### REQUIREMENTS
Locate every line in the records below that holds the word "设计意图" and return each one.

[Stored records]
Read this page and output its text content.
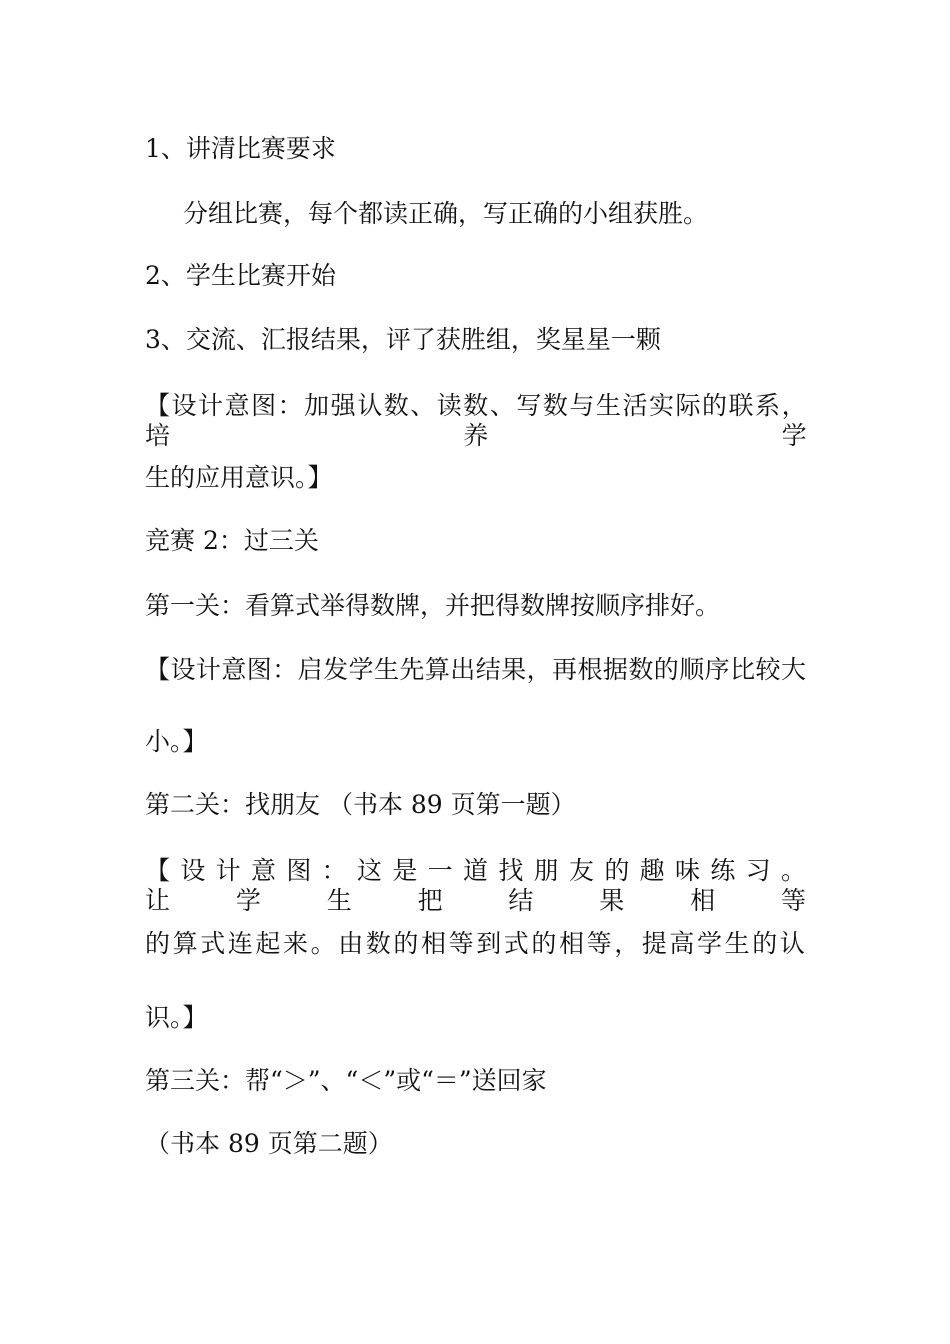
1、讲清比赛要求
分组比赛，每个都读正确，写正确的小组获胜。
2、学生比赛开始
3、交流、汇报结果，评了获胜组，奖星星一颗
【设计意图：加强认数、读数、写数与生活实际的联系，培养学
生的应用意识。】
竞赛 2：过三关
第一关：看算式举得数牌，并把得数牌按顺序排好。
【设计意图：启发学生先算出结果，再根据数的顺序比较大
小。】
第二关：找朋友 （书本 89 页第一题）
【设计意图：这是一道找朋友的趣味练习。让学生把结果相等
的算式连起来。由数的相等到式的相等，提高学生的认
识。】
第三关：帮“＞”、“＜”或“＝”送回家
（书本 89 页第二题）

### FINAL RESULT
【设计意图：加强认数、读数、写数与生活实际的联系，培养学
【设计意图：启发学生先算出结果，再根据数的顺序比较大
【设计意图：这是一道找朋友的趣味练习。让学生把结果相等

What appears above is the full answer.